[START OF DATASET EXCERPTS]
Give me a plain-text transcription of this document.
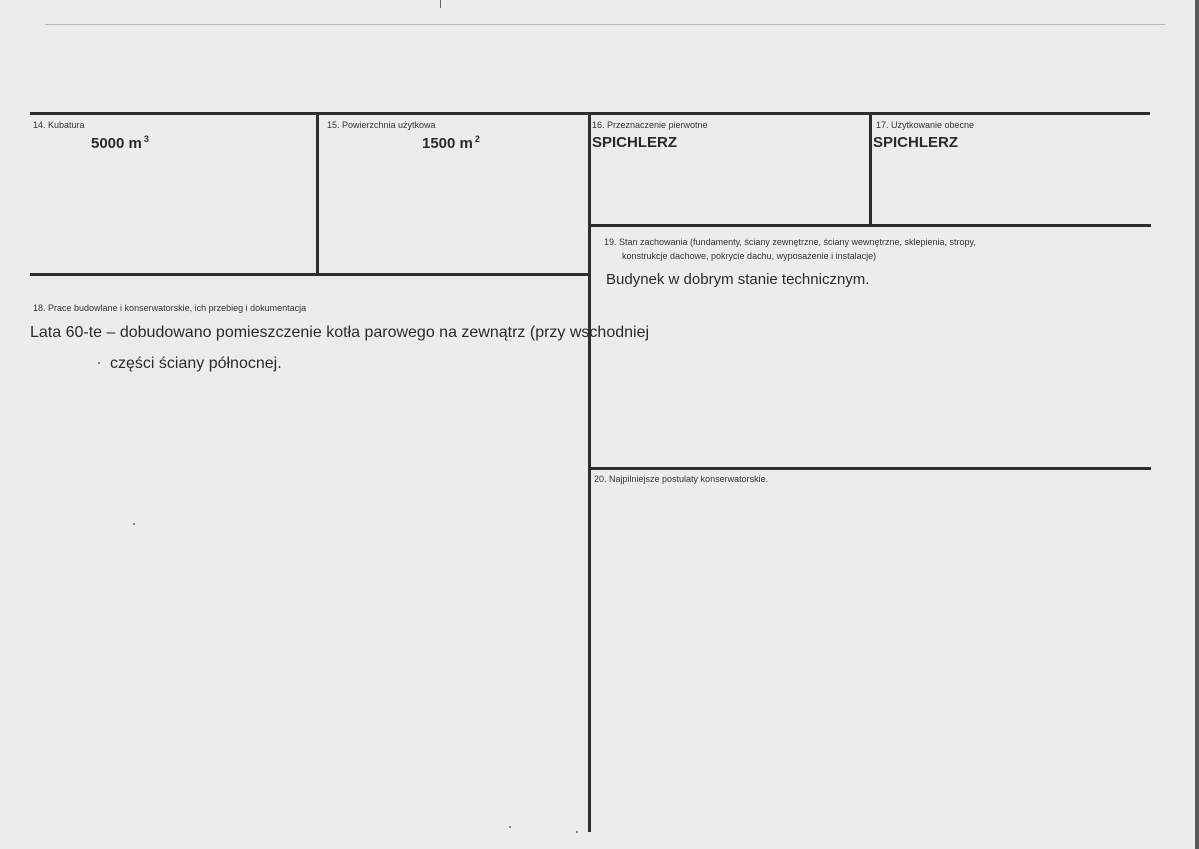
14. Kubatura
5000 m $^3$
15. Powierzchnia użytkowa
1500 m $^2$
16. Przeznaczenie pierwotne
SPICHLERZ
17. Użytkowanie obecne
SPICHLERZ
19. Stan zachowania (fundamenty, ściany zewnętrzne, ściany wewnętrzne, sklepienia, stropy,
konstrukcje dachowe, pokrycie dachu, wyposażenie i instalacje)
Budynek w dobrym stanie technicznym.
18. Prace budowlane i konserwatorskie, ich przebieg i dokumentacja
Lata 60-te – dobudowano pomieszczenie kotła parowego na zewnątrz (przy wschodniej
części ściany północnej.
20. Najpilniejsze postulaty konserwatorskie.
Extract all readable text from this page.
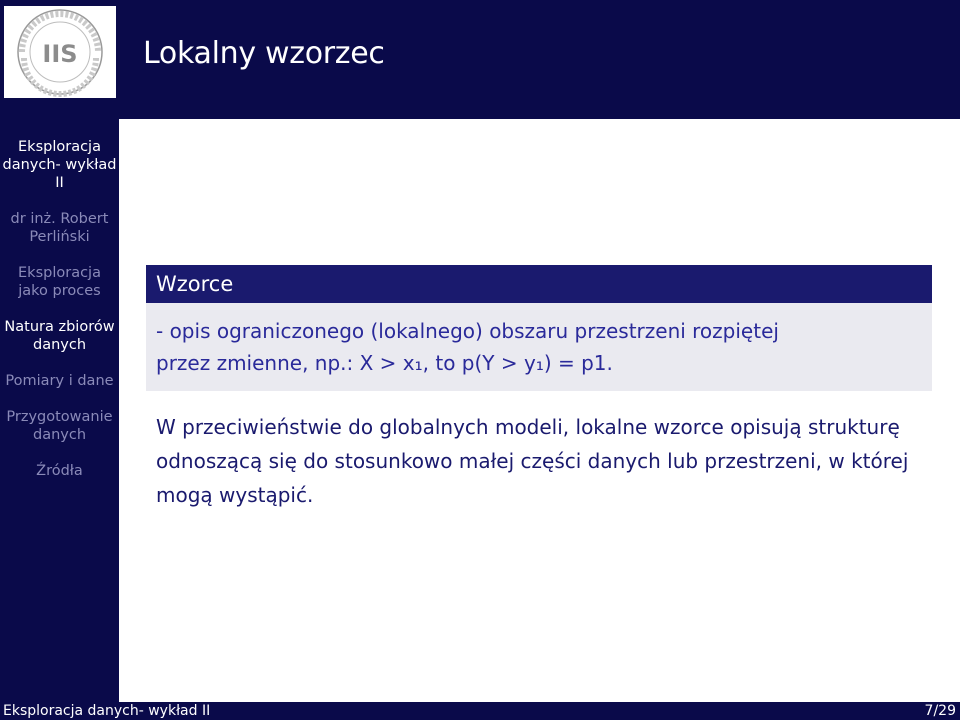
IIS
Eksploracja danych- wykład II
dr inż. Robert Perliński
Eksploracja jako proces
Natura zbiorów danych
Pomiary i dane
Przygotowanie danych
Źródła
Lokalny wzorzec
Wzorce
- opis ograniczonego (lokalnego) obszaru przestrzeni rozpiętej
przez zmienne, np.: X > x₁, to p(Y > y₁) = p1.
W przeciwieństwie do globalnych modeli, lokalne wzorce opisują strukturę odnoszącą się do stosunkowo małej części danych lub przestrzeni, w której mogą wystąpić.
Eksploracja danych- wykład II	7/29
[END OF DATASET EXCERPTS]
YOUR GOAL: Using the material above, return every line exactly as it appears, minus the pictures.

ANSWER:
Give me a plain-text transcription of this document.
14. Kubatura
5000 m $^3$
15. Powierzchnia użytkowa
1500 m $^2$
16. Przeznaczenie pierwotne
SPICHLERZ
17. Użytkowanie obecne
SPICHLERZ
19. Stan zachowania (fundamenty, ściany zewnętrzne, ściany wewnętrzne, sklepienia, stropy,
konstrukcje dachowe, pokrycie dachu, wyposażenie i instalacje)
Budynek w dobrym stanie technicznym.
18. Prace budowlane i konserwatorskie, ich przebieg i dokumentacja
Lata 60-te – dobudowano pomieszczenie kotła parowego na zewnątrz (przy wschodniej
części ściany północnej.
20. Najpilniejsze postulaty konserwatorskie.
Extract all readable text from this page.
IIS
Eksploracja danych- wykład II
dr inż. Robert Perliński
Eksploracja jako proces
Natura zbiorów danych
Pomiary i dane
Przygotowanie danych
Źródła
Lokalny wzorzec
Wzorce
- opis ograniczonego (lokalnego) obszaru przestrzeni rozpiętej
przez zmienne, np.: X > x₁, to p(Y > y₁) = p1.
W przeciwieństwie do globalnych modeli, lokalne wzorce opisują strukturę odnoszącą się do stosunkowo małej części danych lub przestrzeni, w której mogą wystąpić.
Eksploracja danych- wykład II	7/29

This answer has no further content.